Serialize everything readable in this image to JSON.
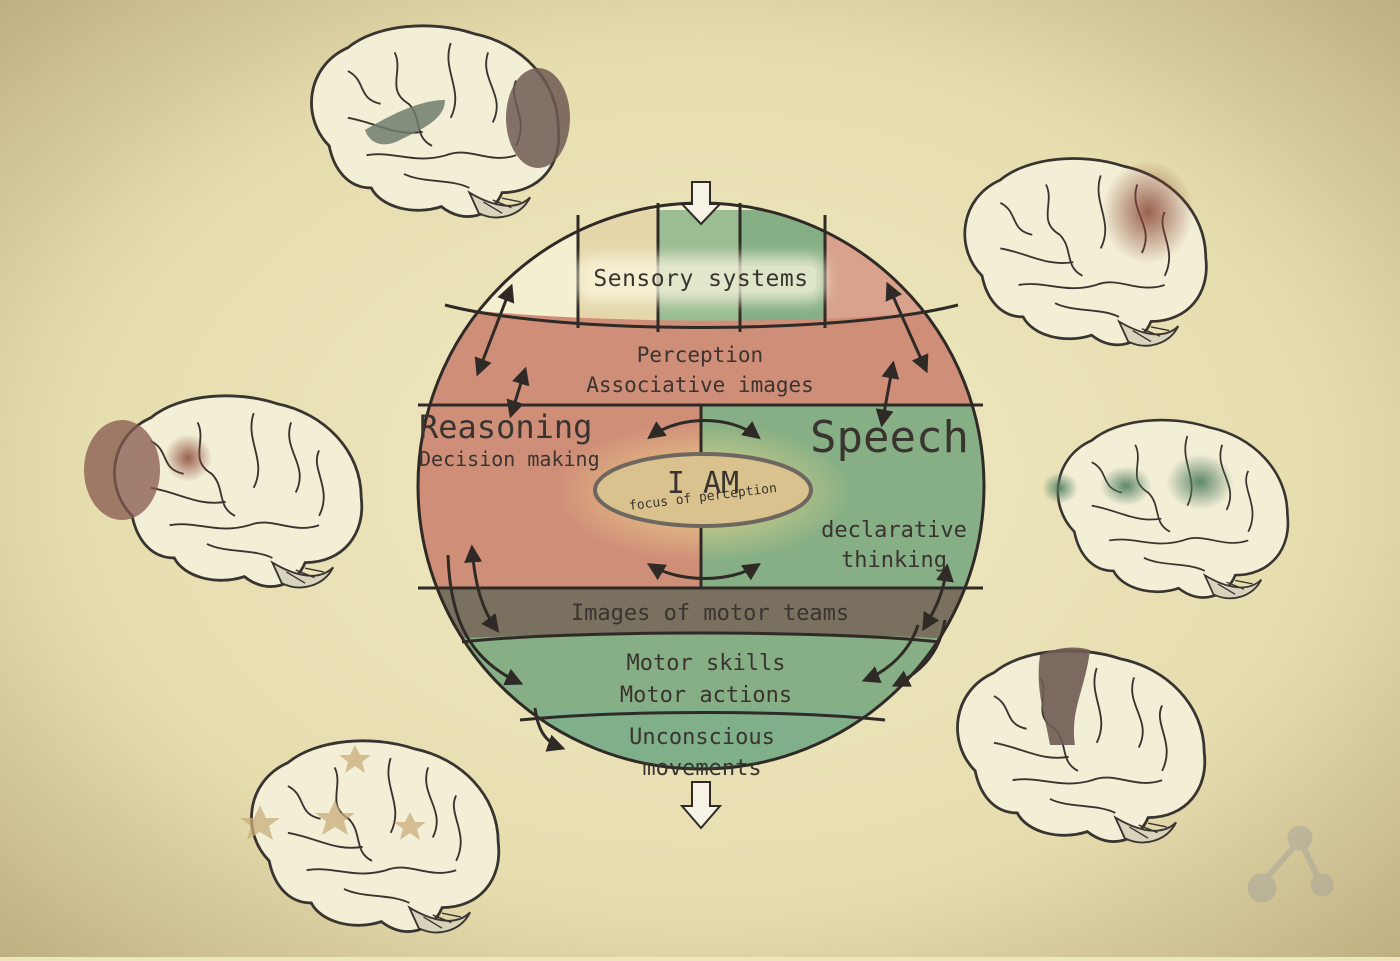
{
  "diagram": {
    "layers": {
      "sensory": "Sensory systems",
      "perception": [
        "Perception",
        "Associative images"
      ],
      "reasoning": "Reasoning",
      "decision": "Decision making",
      "speech": "Speech",
      "center_title": "I AM",
      "center_subtitle": "focus of perception",
      "declarative": [
        "declarative",
        "thinking"
      ],
      "motor_images": "Images of motor teams",
      "motor_skills": [
        "Motor skills",
        "Motor actions"
      ],
      "unconscious": [
        "Unconscious",
        "movements"
      ]
    },
    "colors": {
      "background": "#ece6ba",
      "red_zone": "#cf8e78",
      "green_zone": "#86af85",
      "motor_band": "#79705f",
      "center_ellipse": "#d9c28e",
      "outline": "#2f2a26"
    },
    "brains": [
      {
        "name": "brain-top-left-icon"
      },
      {
        "name": "brain-top-right-icon"
      },
      {
        "name": "brain-mid-left-icon"
      },
      {
        "name": "brain-mid-right-icon"
      },
      {
        "name": "brain-bottom-left-icon"
      },
      {
        "name": "brain-bottom-right-icon"
      }
    ],
    "logo": "network-logo-icon"
  }
}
----
Find every line that has "bottom" in it, then return those lines.

        "name": "brain-bottom-left-icon"
        "name": "brain-bottom-right-icon"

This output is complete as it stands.